>> Begin

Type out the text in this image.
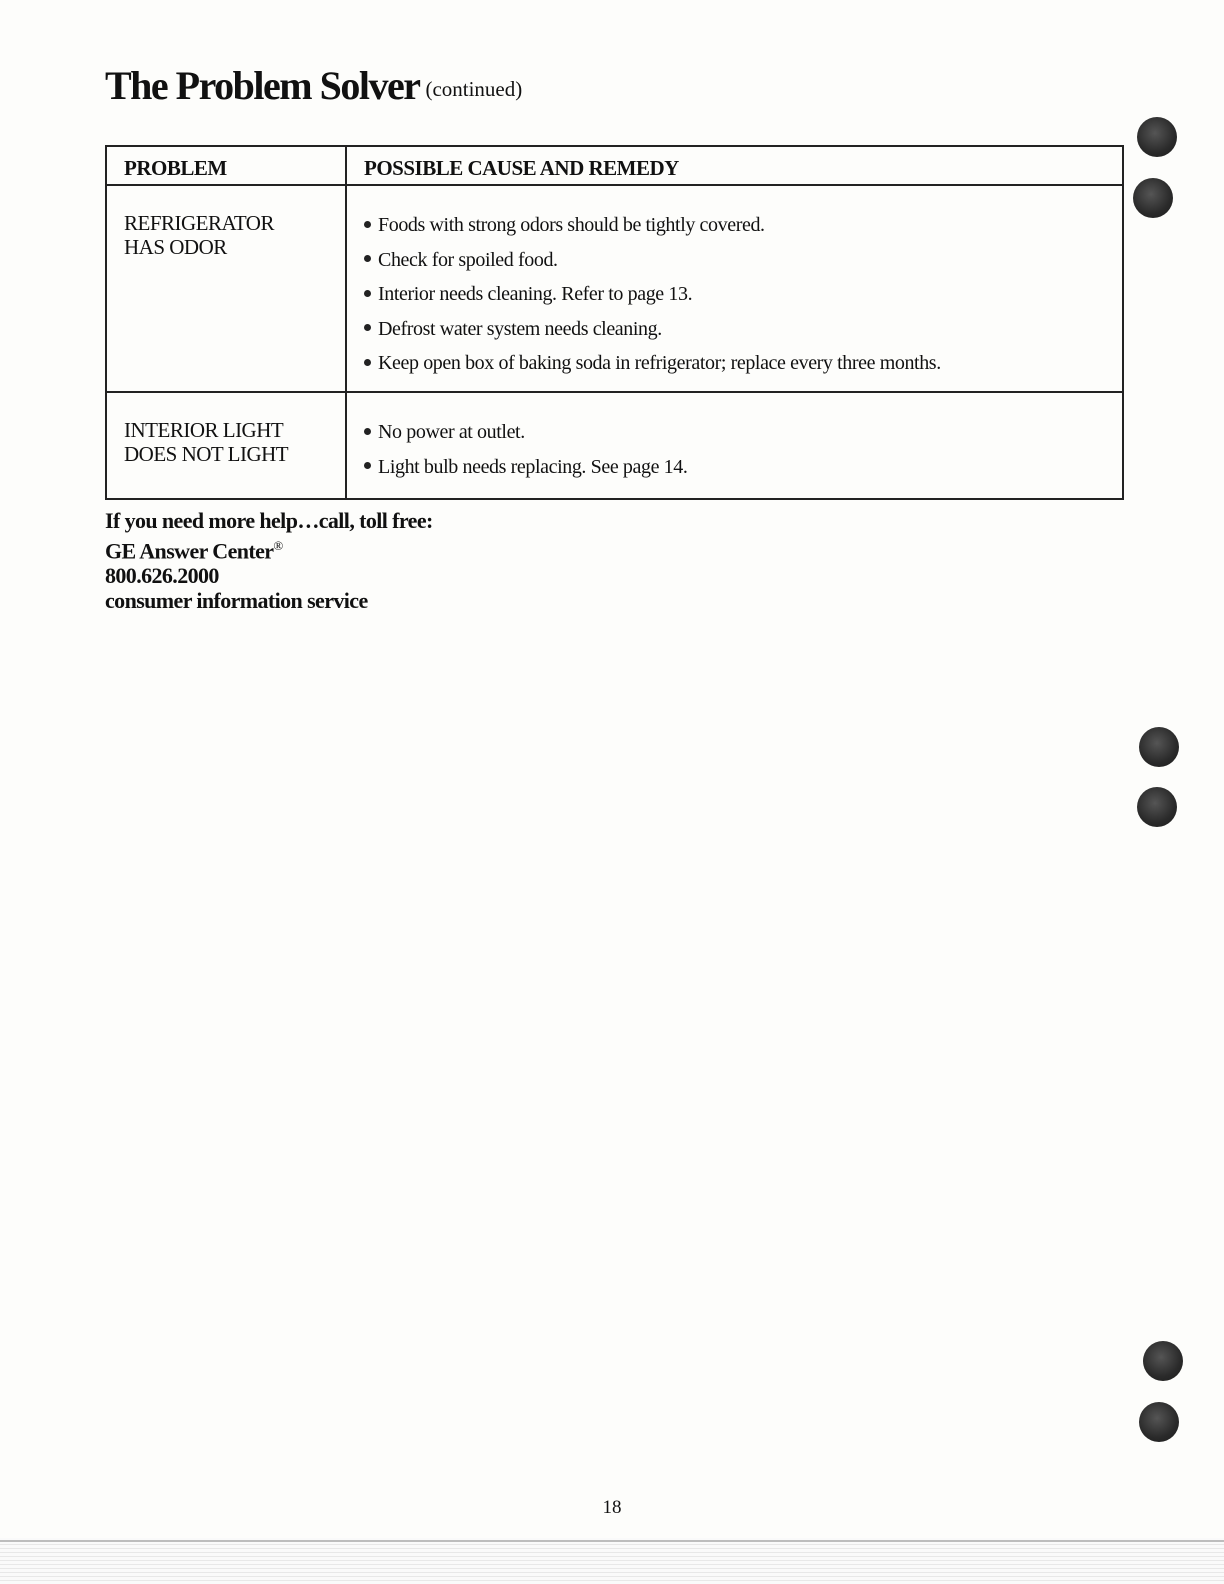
The Problem Solver (continued)
PROBLEM	POSSIBLE CAUSE AND REMEDY
REFRIGERATOR
HAS ODOR
Foods with strong odors should be tightly covered.
Check for spoiled food.
Interior needs cleaning. Refer to page 13.
Defrost water system needs cleaning.
Keep open box of baking soda in refrigerator; replace every three months.
INTERIOR LIGHT
DOES NOT LIGHT
No power at outlet.
Light bulb needs replacing. See page 14.
If you need more help…call, toll free:
GE Answer Center®
800.626.2000
consumer information service
18
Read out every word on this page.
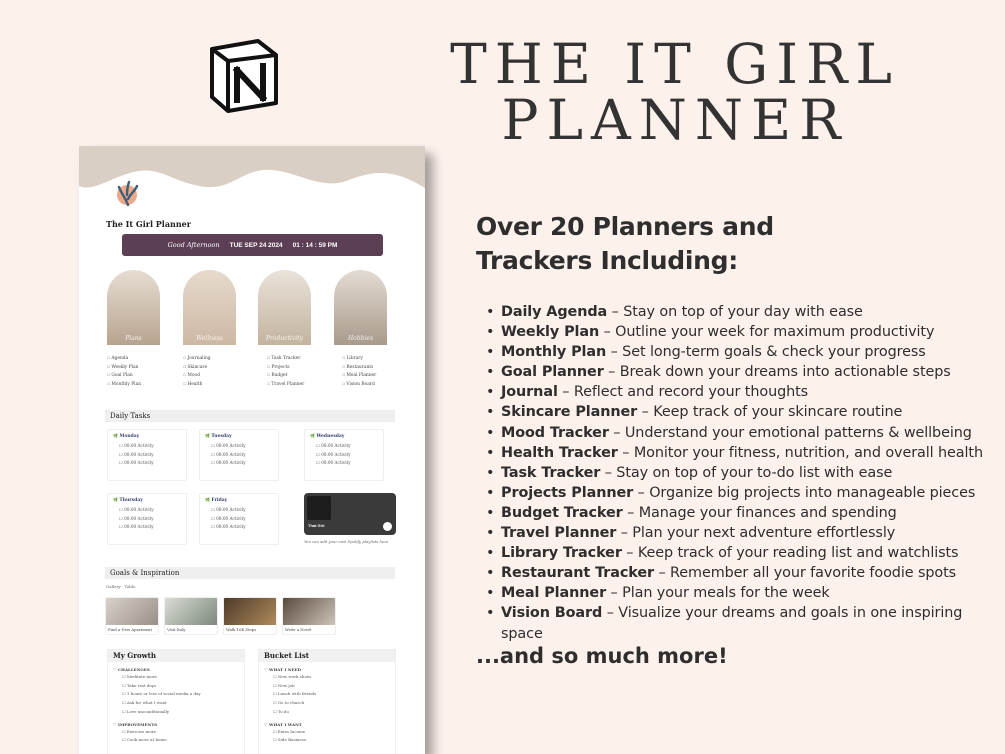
THE IT GIRL
PLANNER
The It Girl Planner
Good Afternoon TUE SEP 24 2024 01 : 14 : 59 PM
Plans	Wellness	Productivity	Hobbies
▫ Agenda
▫ Weekly Plan
▫ Goal Plan
▫ Monthly Plan
▫ Journaling
▫ Skincare
▫ Mood
▫ Health
▫ Task Tracker
▫ Projects
▫ Budget
▫ Travel Planner
▫ Library
▫ Restaurants
▫ Meal Planner
▫ Vision Board
Daily Tasks
🌿 Monday
☐ 00:00 Activity
☐ 00:00 Activity
☐ 00:00 Activity
🌿 Tuesday
☐ 00:00 Activity
☐ 00:00 Activity
☐ 00:00 Activity
🌿 Wednesday
☐ 00:00 Activity
☐ 00:00 Activity
☐ 00:00 Activity
🌿 Thursday
☐ 00:00 Activity
☐ 00:00 Activity
☐ 00:00 Activity
🌿 Friday
☐ 00:00 Activity
☐ 00:00 Activity
☐ 00:00 Activity	That Girl
You can add your own Spotify playlists here.
Goals & Inspiration
Gallery Table
Find a New Apartment	Visit Italy	Walk 10K Steps	Write a Novel
My Growth
♡ CHALLENGES
☐ Meditate more
☐ Take rest days
☐ 1 hours or less of social media a day
☐ Ask for what I want
☐ Love unconditionally
♡ IMPROVEMENTS
☐ Exercise more
☐ Cook more at home
Bucket List
♡ WHAT I NEED
☐ New work shoes
☐ New job
☐ Lunch with friends
☐ Go to church
☐ To do
♡ WHAT I WANT
☐ Extra Income
☐ Side Business
Over 20 Planners and Trackers Including:
• Daily Agenda – Stay on top of your day with ease
• Weekly Plan – Outline your week for maximum productivity
• Monthly Plan – Set long-term goals & check your progress
• Goal Planner – Break down your dreams into actionable steps
• Journal – Reflect and record your thoughts
• Skincare Planner – Keep track of your skincare routine
• Mood Tracker – Understand your emotional patterns & wellbeing
• Health Tracker – Monitor your fitness, nutrition, and overall health
• Task Tracker – Stay on top of your to-do list with ease
• Projects Planner – Organize big projects into manageable pieces
• Budget Tracker – Manage your finances and spending
• Travel Planner – Plan your next adventure effortlessly
• Library Tracker – Keep track of your reading list and watchlists
• Restaurant Tracker – Remember all your favorite foodie spots
• Meal Planner – Plan your meals for the week
• Vision Board – Visualize your dreams and goals in one inspiring space
...and so much more!
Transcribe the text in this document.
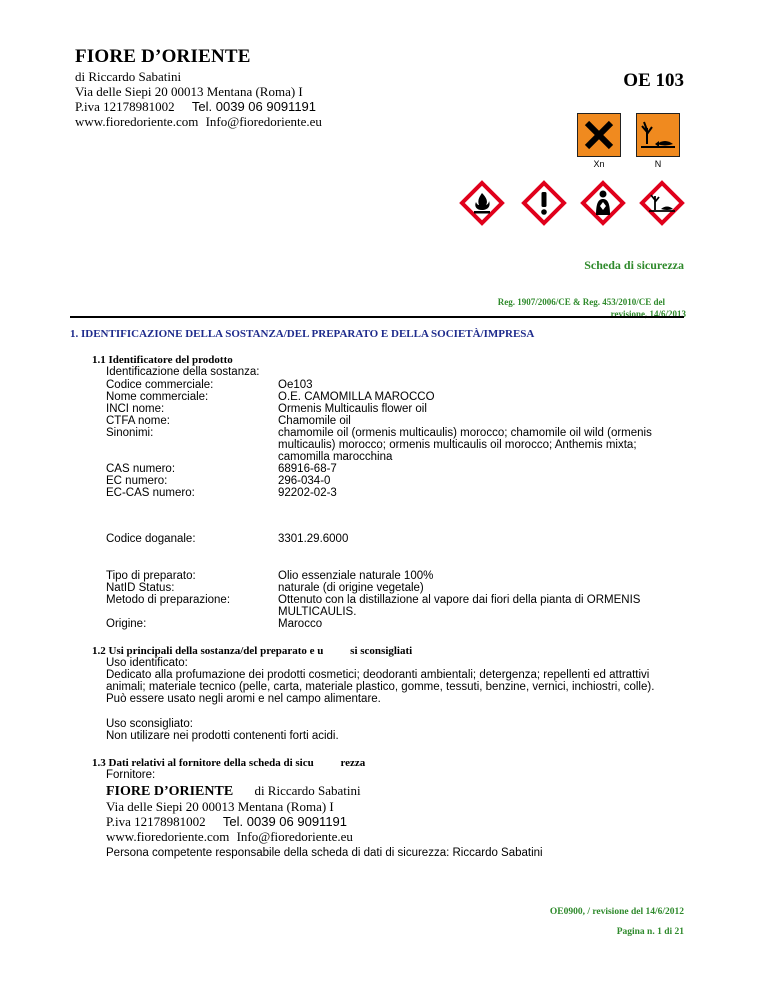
FIORE D’ORIENTE
di Riccardo Sabatini
Via delle Siepi 20 00013 Mentana (Roma) I
P.iva 12178981002 Tel. 0039 06 9091191
www.fioredoriente.com Info@fioredoriente.eu
OE 103
Xn	N
Scheda di sicurezza
Reg. 1907/2006/CE & Reg. 453/2010/CE del
revisione, 14/6/2013
1. IDENTIFICAZIONE DELLA SOSTANZA/DEL PREPARATO E DELLA SOCIETÀ/IMPRESA
1.1 Identificatore del prodotto
Identificazione della sostanza:
Codice commerciale:	Oe103
Nome commerciale:	O.E. CAMOMILLA MAROCCO
INCI nome:	Ormenis Multicaulis flower oil
CTFA nome:	Chamomile oil
Sinonimi:	chamomile oil (ormenis multicaulis) morocco; chamomile oil wild (ormenis
multicaulis) morocco; ormenis multicaulis oil morocco; Anthemis mixta;
camomilla marocchina
CAS numero:	68916-68-7
EC numero:	296-034-0
EC-CAS numero:	92202-02-3
Codice doganale:	3301.29.6000
Tipo di preparato:	Olio essenziale naturale 100%
NatID Status:	naturale (di origine vegetale)
Metodo di preparazione:	Ottenuto con la distillazione al vapore dai fiori della pianta di ORMENIS
MULTICAULIS.
Origine:	Marocco
1.2 Usi principali della sostanza/del preparato e u si sconsigliati
Uso identificato:
Dedicato alla profumazione dei prodotti cosmetici; deodoranti ambientali; detergenza; repellenti ed attrattivi
animali; materiale tecnico (pelle, carta, materiale plastico, gomme, tessuti, benzine, vernici, inchiostri, colle).
Può essere usato negli aromi e nel campo alimentare.
Uso sconsigliato:
Non utilizare nei prodotti contenenti forti acidi.
1.3 Dati relativi al fornitore della scheda di sicu rezza
Fornitore:
FIORE D’ORIENTE di Riccardo Sabatini
Via delle Siepi 20 00013 Mentana (Roma) I
P.iva 12178981002 Tel. 0039 06 9091191
www.fioredoriente.com Info@fioredoriente.eu
Persona competente responsabile della scheda di dati di sicurezza: Riccardo Sabatini
OE0900, / revisione del 14/6/2012
Pagina n. 1 di 21
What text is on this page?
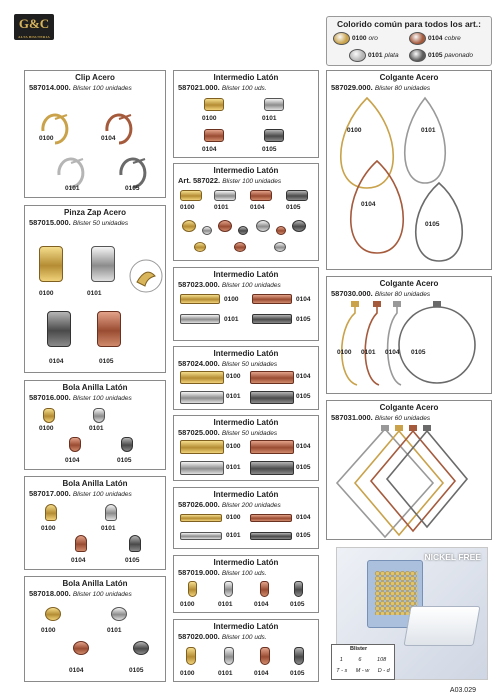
G&C
ALTA BISUTERIA
Colorido común para todos los art.:
0100 oro	0104 cobre
0101 plata	0105 pavonado
Clip Acero
587014.000. Blister 100 unidades
0100	0104
0101	0105
Pinza Zap Acero
587015.000. Blister 50 unidades
0100	0101
0104	0105
Bola Anilla Latón
587016.000. Blister 100 unidades
0100	0101
0104	0105
Bola Anilla Latón
587017.000. Blister 100 unidades
0100	0101
0104	0105
Bola Anilla Latón
587018.000. Blister 100 unidades
0100	0101
0104	0105
Intermedio Latón
587021.000. Blister 100 uds.
0100	0101
0104	0105
Intermedio Latón
Art. 587022. Blister 100 unidades
0100	0101	0104	0105
Intermedio Latón
587023.000. Blister 100 unidades
0100	0104
0101	0105
Intermedio Latón
587024.000. Blister 50 unidades
0100	0104
0101	0105
Intermedio Latón
587025.000. Blister 50 unidades
0100	0104
0101	0105
Intermedio Latón
587026.000. Blister 200 unidades
0100	0104
0101	0105
Intermedio Latón
587019.000. Blister 100 uds.
0100	0101	0104	0105
Intermedio Latón
587020.000. Blister 100 uds.
0100	0101	0104	0105
Colgante Acero
587029.000. Blister 80 unidades
0100	0101
0104
0105
Colgante Acero
587030.000. Blister 80 unidades
0100 0101 0104 0105
Colgante Acero
587031.000. Blister 60 unidades
NICKEL FREE
Blister
1	6	108
T - s M - w D - d
A03.029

>> End

The request: Pictures appear in the records above. Output everything except them, exactly.

The response:
Type out the text in this image.
The Problem Solver (continued)
PROBLEM	POSSIBLE CAUSE AND REMEDY
REFRIGERATOR
HAS ODOR
Foods with strong odors should be tightly covered.
Check for spoiled food.
Interior needs cleaning. Refer to page 13.
Defrost water system needs cleaning.
Keep open box of baking soda in refrigerator; replace every three months.
INTERIOR LIGHT
DOES NOT LIGHT
No power at outlet.
Light bulb needs replacing. See page 14.
If you need more help…call, toll free:
GE Answer Center®
800.626.2000
consumer information service
18
Read out every word on this page.
THE IT GIRL
PLANNER
The It Girl Planner
Good Afternoon TUE SEP 24 2024 01 : 14 : 59 PM
Plans	Wellness	Productivity	Hobbies
▫ Agenda
▫ Weekly Plan
▫ Goal Plan
▫ Monthly Plan
▫ Journaling
▫ Skincare
▫ Mood
▫ Health
▫ Task Tracker
▫ Projects
▫ Budget
▫ Travel Planner
▫ Library
▫ Restaurants
▫ Meal Planner
▫ Vision Board
Daily Tasks
🌿 Monday
☐ 00:00 Activity
☐ 00:00 Activity
☐ 00:00 Activity
🌿 Tuesday
☐ 00:00 Activity
☐ 00:00 Activity
☐ 00:00 Activity
🌿 Wednesday
☐ 00:00 Activity
☐ 00:00 Activity
☐ 00:00 Activity
🌿 Thursday
☐ 00:00 Activity
☐ 00:00 Activity
☐ 00:00 Activity
🌿 Friday
☐ 00:00 Activity
☐ 00:00 Activity
☐ 00:00 Activity	That Girl
You can add your own Spotify playlists here.
Goals & Inspiration
Gallery Table
Find a New Apartment	Visit Italy	Walk 10K Steps	Write a Novel
My Growth
♡ CHALLENGES
☐ Meditate more
☐ Take rest days
☐ 1 hours or less of social media a day
☐ Ask for what I want
☐ Love unconditionally
♡ IMPROVEMENTS
☐ Exercise more
☐ Cook more at home
Bucket List
♡ WHAT I NEED
☐ New work shoes
☐ New job
☐ Lunch with friends
☐ Go to church
☐ To do
♡ WHAT I WANT
☐ Extra Income
☐ Side Business
Over 20 Planners and Trackers Including:
• Daily Agenda – Stay on top of your day with ease
• Weekly Plan – Outline your week for maximum productivity
• Monthly Plan – Set long-term goals & check your progress
• Goal Planner – Break down your dreams into actionable steps
• Journal – Reflect and record your thoughts
• Skincare Planner – Keep track of your skincare routine
• Mood Tracker – Understand your emotional patterns & wellbeing
• Health Tracker – Monitor your fitness, nutrition, and overall health
• Task Tracker – Stay on top of your to-do list with ease
• Projects Planner – Organize big projects into manageable pieces
• Budget Tracker – Manage your finances and spending
• Travel Planner – Plan your next adventure effortlessly
• Library Tracker – Keep track of your reading list and watchlists
• Restaurant Tracker – Remember all your favorite foodie spots
• Meal Planner – Plan your meals for the week
• Vision Board – Visualize your dreams and goals in one inspiring space
...and so much more!
Transcribe the text in this document.
FIORE D’ORIENTE
di Riccardo Sabatini
Via delle Siepi 20 00013 Mentana (Roma) I
P.iva 12178981002 Tel. 0039 06 9091191
www.fioredoriente.com Info@fioredoriente.eu
OE 103
Xn	N
Scheda di sicurezza
Reg. 1907/2006/CE & Reg. 453/2010/CE del
revisione, 14/6/2013
1. IDENTIFICAZIONE DELLA SOSTANZA/DEL PREPARATO E DELLA SOCIETÀ/IMPRESA
1.1 Identificatore del prodotto
Identificazione della sostanza:
Codice commerciale:	Oe103
Nome commerciale:	O.E. CAMOMILLA MAROCCO
INCI nome:	Ormenis Multicaulis flower oil
CTFA nome:	Chamomile oil
Sinonimi:	chamomile oil (ormenis multicaulis) morocco; chamomile oil wild (ormenis
multicaulis) morocco; ormenis multicaulis oil morocco; Anthemis mixta;
camomilla marocchina
CAS numero:	68916-68-7
EC numero:	296-034-0
EC-CAS numero:	92202-02-3
Codice doganale:	3301.29.6000
Tipo di preparato:	Olio essenziale naturale 100%
NatID Status:	naturale (di origine vegetale)
Metodo di preparazione:	Ottenuto con la distillazione al vapore dai fiori della pianta di ORMENIS
MULTICAULIS.
Origine:	Marocco
1.2 Usi principali della sostanza/del preparato e u si sconsigliati
Uso identificato:
Dedicato alla profumazione dei prodotti cosmetici; deodoranti ambientali; detergenza; repellenti ed attrattivi
animali; materiale tecnico (pelle, carta, materiale plastico, gomme, tessuti, benzine, vernici, inchiostri, colle).
Può essere usato negli aromi e nel campo alimentare.
Uso sconsigliato:
Non utilizare nei prodotti contenenti forti acidi.
1.3 Dati relativi al fornitore della scheda di sicu rezza
Fornitore:
FIORE D’ORIENTE di Riccardo Sabatini
Via delle Siepi 20 00013 Mentana (Roma) I
P.iva 12178981002 Tel. 0039 06 9091191
www.fioredoriente.com Info@fioredoriente.eu
Persona competente responsabile della scheda di dati di sicurezza: Riccardo Sabatini
OE0900, / revisione del 14/6/2012
Pagina n. 1 di 21
What text is on this page?
G&C
ALTA BISUTERIA
Colorido común para todos los art.:
0100 oro	0104 cobre
0101 plata	0105 pavonado
Clip Acero
587014.000. Blister 100 unidades
0100	0104
0101	0105
Pinza Zap Acero
587015.000. Blister 50 unidades
0100	0101
0104	0105
Bola Anilla Latón
587016.000. Blister 100 unidades
0100	0101
0104	0105
Bola Anilla Latón
587017.000. Blister 100 unidades
0100	0101
0104	0105
Bola Anilla Latón
587018.000. Blister 100 unidades
0100	0101
0104	0105
Intermedio Latón
587021.000. Blister 100 uds.
0100	0101
0104	0105
Intermedio Latón
Art. 587022. Blister 100 unidades
0100	0101	0104	0105
Intermedio Latón
587023.000. Blister 100 unidades
0100	0104
0101	0105
Intermedio Latón
587024.000. Blister 50 unidades
0100	0104
0101	0105
Intermedio Latón
587025.000. Blister 50 unidades
0100	0104
0101	0105
Intermedio Latón
587026.000. Blister 200 unidades
0100	0104
0101	0105
Intermedio Latón
587019.000. Blister 100 uds.
0100	0101	0104	0105
Intermedio Latón
587020.000. Blister 100 uds.
0100	0101	0104	0105
Colgante Acero
587029.000. Blister 80 unidades
0100	0101
0104
0105
Colgante Acero
587030.000. Blister 80 unidades
0100 0101 0104 0105
Colgante Acero
587031.000. Blister 60 unidades
NICKEL FREE
Blister
1	6	108
T - s M - w D - d
A03.029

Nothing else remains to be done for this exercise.